Scan the data for "series" and copy the lines it appears in.

**Lines of data**
※

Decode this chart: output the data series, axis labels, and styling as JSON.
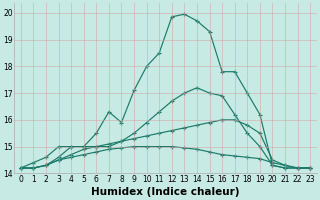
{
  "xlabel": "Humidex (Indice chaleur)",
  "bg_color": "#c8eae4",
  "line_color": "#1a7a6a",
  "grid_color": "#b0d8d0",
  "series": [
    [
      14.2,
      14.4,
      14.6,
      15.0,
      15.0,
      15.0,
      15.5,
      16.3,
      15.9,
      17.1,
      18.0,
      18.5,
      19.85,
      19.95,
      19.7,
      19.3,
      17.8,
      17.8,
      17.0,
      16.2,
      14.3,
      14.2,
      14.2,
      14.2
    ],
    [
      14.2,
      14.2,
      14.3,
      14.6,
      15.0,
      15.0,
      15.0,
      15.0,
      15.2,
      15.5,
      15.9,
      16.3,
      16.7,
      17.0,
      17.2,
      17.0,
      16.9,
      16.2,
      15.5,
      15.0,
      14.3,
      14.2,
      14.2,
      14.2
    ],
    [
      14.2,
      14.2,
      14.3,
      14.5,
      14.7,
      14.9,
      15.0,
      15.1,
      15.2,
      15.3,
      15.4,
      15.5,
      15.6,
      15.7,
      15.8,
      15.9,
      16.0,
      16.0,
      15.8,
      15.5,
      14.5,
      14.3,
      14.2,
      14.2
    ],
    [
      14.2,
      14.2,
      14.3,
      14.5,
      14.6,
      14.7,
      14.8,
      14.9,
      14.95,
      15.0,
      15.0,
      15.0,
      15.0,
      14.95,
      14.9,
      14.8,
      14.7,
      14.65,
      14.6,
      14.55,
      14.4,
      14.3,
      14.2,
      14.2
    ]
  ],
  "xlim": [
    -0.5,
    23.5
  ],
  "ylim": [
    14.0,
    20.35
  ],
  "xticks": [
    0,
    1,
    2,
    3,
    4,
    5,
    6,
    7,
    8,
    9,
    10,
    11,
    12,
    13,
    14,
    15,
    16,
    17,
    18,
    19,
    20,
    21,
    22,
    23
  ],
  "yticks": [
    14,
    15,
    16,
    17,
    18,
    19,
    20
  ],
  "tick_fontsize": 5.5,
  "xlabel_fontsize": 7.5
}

※

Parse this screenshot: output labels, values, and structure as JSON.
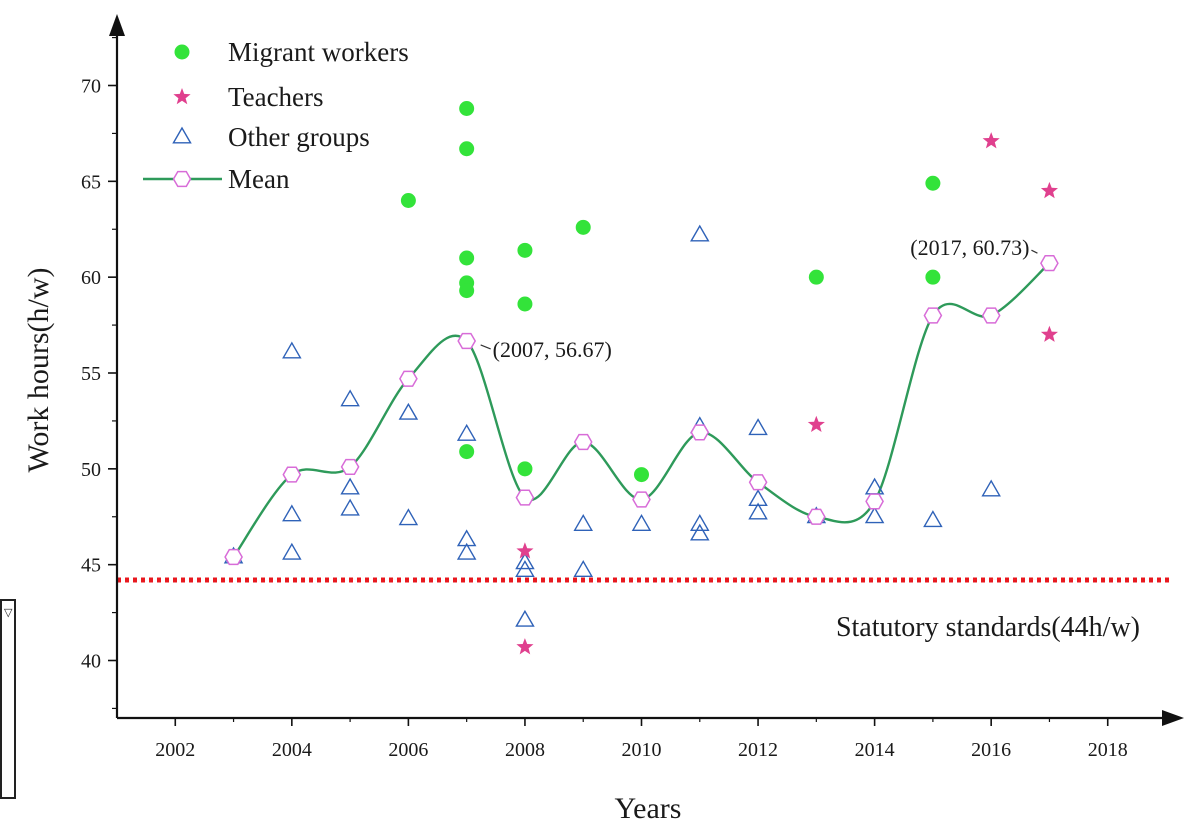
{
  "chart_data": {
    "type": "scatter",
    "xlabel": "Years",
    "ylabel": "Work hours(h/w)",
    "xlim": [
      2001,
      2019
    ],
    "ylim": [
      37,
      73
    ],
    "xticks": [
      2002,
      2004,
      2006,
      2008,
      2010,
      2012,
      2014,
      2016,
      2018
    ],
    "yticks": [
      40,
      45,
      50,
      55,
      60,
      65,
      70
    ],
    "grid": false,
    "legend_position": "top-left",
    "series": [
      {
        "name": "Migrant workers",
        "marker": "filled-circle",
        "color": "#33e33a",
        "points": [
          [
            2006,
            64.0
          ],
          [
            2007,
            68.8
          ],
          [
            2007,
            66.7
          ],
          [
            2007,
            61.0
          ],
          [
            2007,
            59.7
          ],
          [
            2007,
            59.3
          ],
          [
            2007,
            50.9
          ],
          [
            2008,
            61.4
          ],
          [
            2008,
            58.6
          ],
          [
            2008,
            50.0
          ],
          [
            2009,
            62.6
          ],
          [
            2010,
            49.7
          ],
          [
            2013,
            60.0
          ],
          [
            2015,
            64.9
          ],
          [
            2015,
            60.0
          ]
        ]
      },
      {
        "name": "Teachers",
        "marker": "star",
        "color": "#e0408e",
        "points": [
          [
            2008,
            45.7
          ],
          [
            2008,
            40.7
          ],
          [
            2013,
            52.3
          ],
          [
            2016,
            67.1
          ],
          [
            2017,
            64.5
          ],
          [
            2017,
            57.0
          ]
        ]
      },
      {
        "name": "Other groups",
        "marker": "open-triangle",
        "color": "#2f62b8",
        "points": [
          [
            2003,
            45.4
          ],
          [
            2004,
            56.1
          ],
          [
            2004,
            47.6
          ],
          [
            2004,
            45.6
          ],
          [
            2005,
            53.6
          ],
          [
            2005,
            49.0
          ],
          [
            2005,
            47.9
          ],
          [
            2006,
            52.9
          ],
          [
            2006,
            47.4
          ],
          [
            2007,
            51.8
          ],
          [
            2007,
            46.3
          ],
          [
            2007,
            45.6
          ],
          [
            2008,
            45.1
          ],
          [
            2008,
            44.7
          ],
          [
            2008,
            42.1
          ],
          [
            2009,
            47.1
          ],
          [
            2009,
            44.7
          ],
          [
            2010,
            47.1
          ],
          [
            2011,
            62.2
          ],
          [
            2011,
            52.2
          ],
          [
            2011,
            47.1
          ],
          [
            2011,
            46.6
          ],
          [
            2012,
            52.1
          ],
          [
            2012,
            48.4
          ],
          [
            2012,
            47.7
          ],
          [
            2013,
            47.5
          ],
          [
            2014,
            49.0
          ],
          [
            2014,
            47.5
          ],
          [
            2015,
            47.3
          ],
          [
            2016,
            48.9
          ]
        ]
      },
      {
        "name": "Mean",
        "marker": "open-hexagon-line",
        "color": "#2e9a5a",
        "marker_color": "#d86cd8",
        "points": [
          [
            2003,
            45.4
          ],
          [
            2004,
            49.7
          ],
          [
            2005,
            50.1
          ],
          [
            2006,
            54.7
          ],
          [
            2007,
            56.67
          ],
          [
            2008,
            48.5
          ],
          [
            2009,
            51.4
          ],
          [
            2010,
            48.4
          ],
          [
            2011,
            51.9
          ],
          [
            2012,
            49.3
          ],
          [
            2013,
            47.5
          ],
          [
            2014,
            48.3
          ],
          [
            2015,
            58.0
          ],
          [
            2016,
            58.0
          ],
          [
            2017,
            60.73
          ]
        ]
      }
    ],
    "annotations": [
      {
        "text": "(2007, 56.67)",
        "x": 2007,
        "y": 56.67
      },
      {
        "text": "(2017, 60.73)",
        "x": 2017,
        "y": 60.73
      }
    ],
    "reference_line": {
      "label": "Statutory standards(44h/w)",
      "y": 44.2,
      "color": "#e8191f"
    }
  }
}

※

**Response below**
Decode this chart: output the data series, axis labels, and styling as JSON.
  "series": [
    "series": [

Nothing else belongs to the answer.